Quote the entries word for word. Omit the pictures.

__________________________________________________

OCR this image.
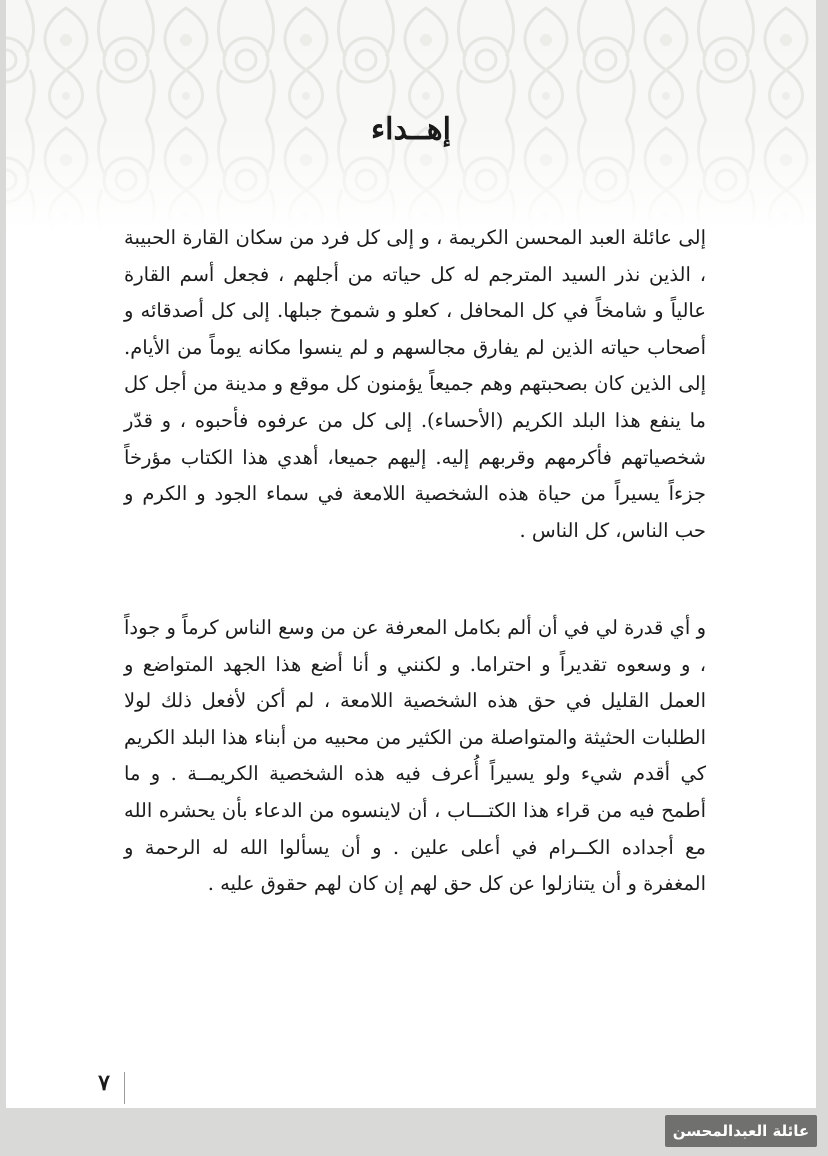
إهــداء

إلى عائلة العبد المحسن الكريمة ، و إلى كل فرد من سكان القارة الحبيبة ، الذين نذر السيد المترجم له كل حياته من أجلهم ، فجعل أسم القارة عالياً و شامخاً في كل المحافل ، كعلو و شموخ جبلها. إلى كل أصدقائه و أصحاب حياته الذين لم يفارق مجالسهم و لم ينسوا مكانه يوماً من الأيام. إلى الذين كان بصحبتهم وهم جميعاً يؤمنون كل موقع و مدينة من أجل كل ما ينفع هذا البلد الكريم (الأحساء). إلى كل من عرفوه فأحبوه ، و قدّر شخصياتهم فأكرمهم وقربهم إليه. إليهم جميعا، أهدي هذا الكتاب مؤرخاً جزءاً يسيراً من حياة هذه الشخصية اللامعة في سماء الجود و الكرم و حب الناس، كل الناس .

و أي قدرة لي في أن ألم بكامل المعرفة عن من وسع الناس كرماً و جوداً ، و وسعوه تقديراً و احتراما. و لكنني و أنا أضع هذا الجهد المتواضع و العمل القليل في حق هذه الشخصية اللامعة ، لم أكن لأفعل ذلك لولا الطلبات الحثيثة والمتواصلة من الكثير من محبيه من أبناء هذا البلد الكريم كي أقدم شيء ولو يسيراً أُعرف فيه هذه الشخصية الكريمــة . و ما أطمح فيه من قراء هذا الكتـــاب ، أن لاينسوه من الدعاء بأن يحشره الله مع أجداده الكــرام في أعلى علين . و أن يسألوا الله له الرحمة و المغفرة و أن يتنازلوا عن كل حق لهم إن كان لهم حقوق عليه .

٧
عائلة العبدالمحسن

__________________________________________________

**COMPLETE ANSWER**:
OCR this image.
إهــداء

إلى عائلة العبد المحسن الكريمة ، و إلى كل فرد من سكان القارة الحبيبة ، الذين نذر السيد المترجم له كل حياته من أجلهم ، فجعل أسم القارة عالياً و شامخاً في كل المحافل ، كعلو و شموخ جبلها. إلى كل أصدقائه و أصحاب حياته الذين لم يفارق مجالسهم و لم ينسوا مكانه يوماً من الأيام. إلى الذين كان بصحبتهم وهم جميعاً يؤمنون كل موقع و مدينة من أجل كل ما ينفع هذا البلد الكريم (الأحساء). إلى كل من عرفوه فأحبوه ، و قدّر شخصياتهم فأكرمهم وقربهم إليه. إليهم جميعا، أهدي هذا الكتاب مؤرخاً جزءاً يسيراً من حياة هذه الشخصية اللامعة في سماء الجود و الكرم و حب الناس، كل الناس .

و أي قدرة لي في أن ألم بكامل المعرفة عن من وسع الناس كرماً و جوداً ، و وسعوه تقديراً و احتراما. و لكنني و أنا أضع هذا الجهد المتواضع و العمل القليل في حق هذه الشخصية اللامعة ، لم أكن لأفعل ذلك لولا الطلبات الحثيثة والمتواصلة من الكثير من محبيه من أبناء هذا البلد الكريم كي أقدم شيء ولو يسيراً أُعرف فيه هذه الشخصية الكريمــة . و ما أطمح فيه من قراء هذا الكتـــاب ، أن لاينسوه من الدعاء بأن يحشره الله مع أجداده الكــرام في أعلى علين . و أن يسألوا الله له الرحمة و المغفرة و أن يتنازلوا عن كل حق لهم إن كان لهم حقوق عليه .

٧
عائلة العبدالمحسن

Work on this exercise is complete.